Start The records
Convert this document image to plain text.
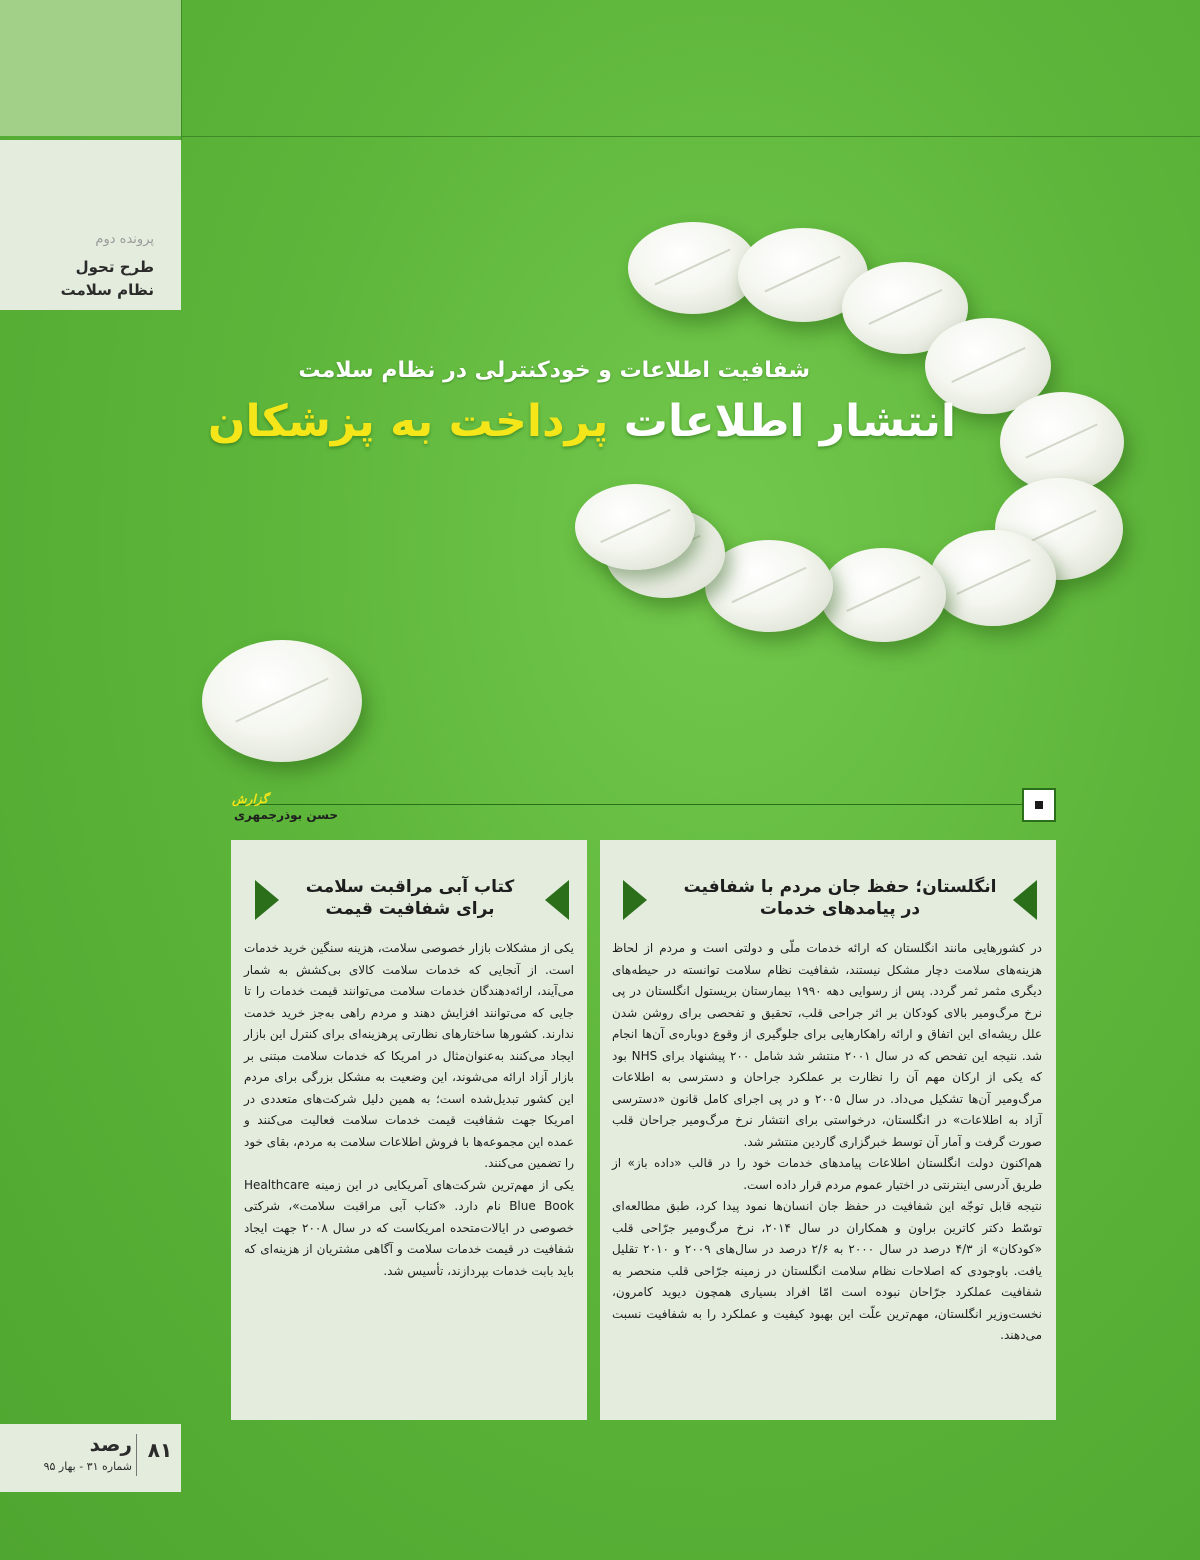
پرونده دوم
طرح تحول
نظام سلامت
شفافیت اطلاعات و خودکنترلی در نظام سلامت
انتشار اطلاعات پرداخت به پزشکان
گزارش
حسن بوذرجمهری
کتاب آبی مراقبت سلامت
برای شفافیت قیمت
انگلستان؛ حفظ جان مردم با شفافیت
در پیامدهای خدمات

یکی از مشکلات بازار خصوصی سلامت، هزینه سنگین خرید خدمات است. از آنجایی که خدمات سلامت کالای بی‌کشش به شمار می‌آیند، ارائه‌دهندگان خدمات سلامت می‌توانند قیمت خدمات را تا جایی که می‌توانند افزایش دهند و مردم راهی به‌جز خرید خدمت ندارند. کشورها ساختارهای نظارتی پرهزینه‌ای برای کنترل این بازار ایجاد می‌کنند به‌عنوان‌مثال در امریکا که خدمات سلامت مبتنی بر بازار آزاد ارائه می‌شوند، این وضعیت به مشکل بزرگی برای مردم این کشور تبدیل‌شده است؛ به همین دلیل شرکت‌های متعددی در امریکا جهت شفافیت قیمت خدمات سلامت فعالیت می‌کنند و عمده این مجموعه‌ها با فروش اطلاعات سلامت به مردم، بقای خود را تضمین می‌کنند.

یکی از مهم‌ترین شرکت‌های آمریکایی در این زمینه Healthcare Blue Book نام دارد. «کتاب آبی مراقبت سلامت»، شرکتی خصوصی در ایالات‌متحده امریکاست که در سال ۲۰۰۸ جهت ایجاد شفافیت در قیمت خدمات سلامت و آگاهی مشتریان از هزینه‌ای که باید بابت خدمات بپردازند، تأسیس شد.

در کشورهایی مانند انگلستان که ارائه خدمات ملّی و دولتی است و مردم از لحاظ هزینه‌های سلامت دچار مشکل نیستند، شفافیت نظام سلامت توانسته در حیطه‌های دیگری مثمر ثمر گردد. پس از رسوایی دهه ۱۹۹۰ بیمارستان بریستول انگلستان در پی نرخ مرگ‌ومیر بالای کودکان بر اثر جراحی قلب، تحقیق و تفحصی برای روشن شدن علل ریشه‌ای این اتفاق و ارائه راهکارهایی برای جلوگیری از وقوع دوباره‌ی آن‌ها انجام شد. نتیجه این تفحص که در سال ۲۰۰۱ منتشر شد شامل ۲۰۰ پیشنهاد برای NHS بود که یکی از ارکان مهم آن را نظارت بر عملکرد جراحان و دسترسی به اطلاعات مرگ‌ومیر آن‌ها تشکیل می‌داد. در سال ۲۰۰۵ و در پی اجرای کامل قانون «دسترسی آزاد به اطلاعات» در انگلستان، درخواستی برای انتشار نرخ مرگ‌ومیر جراحان قلب صورت گرفت و آمار آن توسط خبرگزاری گاردین منتشر شد.

هم‌اکنون دولت انگلستان اطلاعات پیامدهای خدمات خود را در قالب «داده باز» از طریق آدرسی اینترنتی در اختیار عموم مردم قرار داده است.

نتیجه قابل توجّه این شفافیت در حفظ جان انسان‌ها نمود پیدا کرد، طبق مطالعه‌ای توسّط دکتر کاترین براون و همکاران در سال ۲۰۱۴، نرخ مرگ‌ومیر جرّاحی قلب «کودکان» از ۴/۳ درصد در سال ۲۰۰۰ به ۲/۶ درصد در سال‌های ۲۰۰۹ و ۲۰۱۰ تقلیل یافت. باوجودی که اصلاحات نظام سلامت انگلستان در زمینه جرّاحی قلب منحصر به شفافیت عملکرد جرّاحان نبوده است امّا افراد بسیاری همچون دیوید کامرون، نخست‌وزیر انگلستان، مهم‌ترین علّت این بهبود کیفیت و عملکرد را به شفافیت نسبت می‌دهند.

۸۱
رصد
شماره ۳۱ - بهار ۹۵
End The records
**Exercise description:**
Each record must be quoted in full and exactly. Do not include the pictures.

**Solution:**
Convert this document image to plain text.
پرونده دوم
طرح تحول
نظام سلامت
شفافیت اطلاعات و خودکنترلی در نظام سلامت
انتشار اطلاعات پرداخت به پزشکان
گزارش
حسن بوذرجمهری
کتاب آبی مراقبت سلامت
برای شفافیت قیمت
انگلستان؛ حفظ جان مردم با شفافیت
در پیامدهای خدمات

یکی از مشکلات بازار خصوصی سلامت، هزینه سنگین خرید خدمات است. از آنجایی که خدمات سلامت کالای بی‌کشش به شمار می‌آیند، ارائه‌دهندگان خدمات سلامت می‌توانند قیمت خدمات را تا جایی که می‌توانند افزایش دهند و مردم راهی به‌جز خرید خدمت ندارند. کشورها ساختارهای نظارتی پرهزینه‌ای برای کنترل این بازار ایجاد می‌کنند به‌عنوان‌مثال در امریکا که خدمات سلامت مبتنی بر بازار آزاد ارائه می‌شوند، این وضعیت به مشکل بزرگی برای مردم این کشور تبدیل‌شده است؛ به همین دلیل شرکت‌های متعددی در امریکا جهت شفافیت قیمت خدمات سلامت فعالیت می‌کنند و عمده این مجموعه‌ها با فروش اطلاعات سلامت به مردم، بقای خود را تضمین می‌کنند.

یکی از مهم‌ترین شرکت‌های آمریکایی در این زمینه Healthcare Blue Book نام دارد. «کتاب آبی مراقبت سلامت»، شرکتی خصوصی در ایالات‌متحده امریکاست که در سال ۲۰۰۸ جهت ایجاد شفافیت در قیمت خدمات سلامت و آگاهی مشتریان از هزینه‌ای که باید بابت خدمات بپردازند، تأسیس شد.

در کشورهایی مانند انگلستان که ارائه خدمات ملّی و دولتی است و مردم از لحاظ هزینه‌های سلامت دچار مشکل نیستند، شفافیت نظام سلامت توانسته در حیطه‌های دیگری مثمر ثمر گردد. پس از رسوایی دهه ۱۹۹۰ بیمارستان بریستول انگلستان در پی نرخ مرگ‌ومیر بالای کودکان بر اثر جراحی قلب، تحقیق و تفحصی برای روشن شدن علل ریشه‌ای این اتفاق و ارائه راهکارهایی برای جلوگیری از وقوع دوباره‌ی آن‌ها انجام شد. نتیجه این تفحص که در سال ۲۰۰۱ منتشر شد شامل ۲۰۰ پیشنهاد برای NHS بود که یکی از ارکان مهم آن را نظارت بر عملکرد جراحان و دسترسی به اطلاعات مرگ‌ومیر آن‌ها تشکیل می‌داد. در سال ۲۰۰۵ و در پی اجرای کامل قانون «دسترسی آزاد به اطلاعات» در انگلستان، درخواستی برای انتشار نرخ مرگ‌ومیر جراحان قلب صورت گرفت و آمار آن توسط خبرگزاری گاردین منتشر شد.

هم‌اکنون دولت انگلستان اطلاعات پیامدهای خدمات خود را در قالب «داده باز» از طریق آدرسی اینترنتی در اختیار عموم مردم قرار داده است.

نتیجه قابل توجّه این شفافیت در حفظ جان انسان‌ها نمود پیدا کرد، طبق مطالعه‌ای توسّط دکتر کاترین براون و همکاران در سال ۲۰۱۴، نرخ مرگ‌ومیر جرّاحی قلب «کودکان» از ۴/۳ درصد در سال ۲۰۰۰ به ۲/۶ درصد در سال‌های ۲۰۰۹ و ۲۰۱۰ تقلیل یافت. باوجودی که اصلاحات نظام سلامت انگلستان در زمینه جرّاحی قلب منحصر به شفافیت عملکرد جرّاحان نبوده است امّا افراد بسیاری همچون دیوید کامرون، نخست‌وزیر انگلستان، مهم‌ترین علّت این بهبود کیفیت و عملکرد را به شفافیت نسبت می‌دهند.

۸۱
رصد
شماره ۳۱ - بهار ۹۵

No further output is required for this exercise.